Dataset rows
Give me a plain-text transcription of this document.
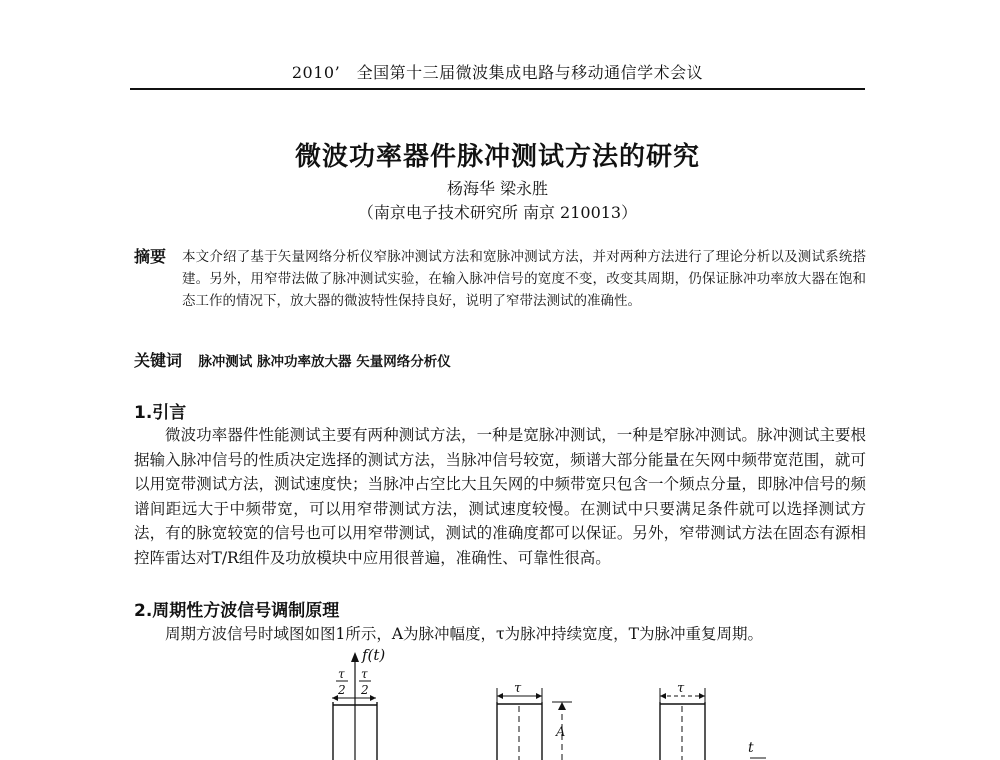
2010’　全国第十三届微波集成电路与移动通信学术会议
微波功率器件脉冲测试方法的研究
杨海华 梁永胜
（南京电子技术研究所 南京 210013）
摘要	本文介绍了基于矢量网络分析仪窄脉冲测试方法和宽脉冲测试方法，并对两种方法进行了理论分析以及测试系统搭建。另外，用窄带法做了脉冲测试实验，在输入脉冲信号的宽度不变，改变其周期，仍保证脉冲功率放大器在饱和态工作的情况下，放大器的微波特性保持良好，说明了窄带法测试的准确性。
关键词 脉冲测试 脉冲功率放大器 矢量网络分析仪
1.引言
微波功率器件性能测试主要有两种测试方法，一种是宽脉冲测试，一种是窄脉冲测试。脉冲测试主要根据输入脉冲信号的性质决定选择的测试方法，当脉冲信号较宽，频谱大部分能量在矢网中频带宽范围，就可以用宽带测试方法，测试速度快；当脉冲占空比大且矢网的中频带宽只包含一个频点分量，即脉冲信号的频谱间距远大于中频带宽，可以用窄带测试方法，测试速度较慢。在测试中只要满足条件就可以选择测试方法，有的脉宽较宽的信号也可以用窄带测试，测试的准确度都可以保证。另外，窄带测试方法在固态有源相控阵雷达对T/R组件及功放模块中应用很普遍，准确性、可靠性很高。
2.周期性方波信号调制原理
周期方波信号时域图如图1所示，A为脉冲幅度，τ为脉冲持续宽度，T为脉冲重复周期。
f(t)
τ
2
τ
2	τ
A
τ
t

PROBLEM TO WORK ON: Transcribe the full listing character for character. Pictures are excluded.

ANSWER TO THIS EXERCISE:
Give me a plain-text transcription of this document.
2010’　全国第十三届微波集成电路与移动通信学术会议
微波功率器件脉冲测试方法的研究
杨海华 梁永胜
（南京电子技术研究所 南京 210013）
摘要	本文介绍了基于矢量网络分析仪窄脉冲测试方法和宽脉冲测试方法，并对两种方法进行了理论分析以及测试系统搭建。另外，用窄带法做了脉冲测试实验，在输入脉冲信号的宽度不变，改变其周期，仍保证脉冲功率放大器在饱和态工作的情况下，放大器的微波特性保持良好，说明了窄带法测试的准确性。
关键词 脉冲测试 脉冲功率放大器 矢量网络分析仪
1.引言
微波功率器件性能测试主要有两种测试方法，一种是宽脉冲测试，一种是窄脉冲测试。脉冲测试主要根据输入脉冲信号的性质决定选择的测试方法，当脉冲信号较宽，频谱大部分能量在矢网中频带宽范围，就可以用宽带测试方法，测试速度快；当脉冲占空比大且矢网的中频带宽只包含一个频点分量，即脉冲信号的频谱间距远大于中频带宽，可以用窄带测试方法，测试速度较慢。在测试中只要满足条件就可以选择测试方法，有的脉宽较宽的信号也可以用窄带测试，测试的准确度都可以保证。另外，窄带测试方法在固态有源相控阵雷达对T/R组件及功放模块中应用很普遍，准确性、可靠性很高。
2.周期性方波信号调制原理
周期方波信号时域图如图1所示，A为脉冲幅度，τ为脉冲持续宽度，T为脉冲重复周期。
f(t)
τ
2
τ
2	τ
A
τ
t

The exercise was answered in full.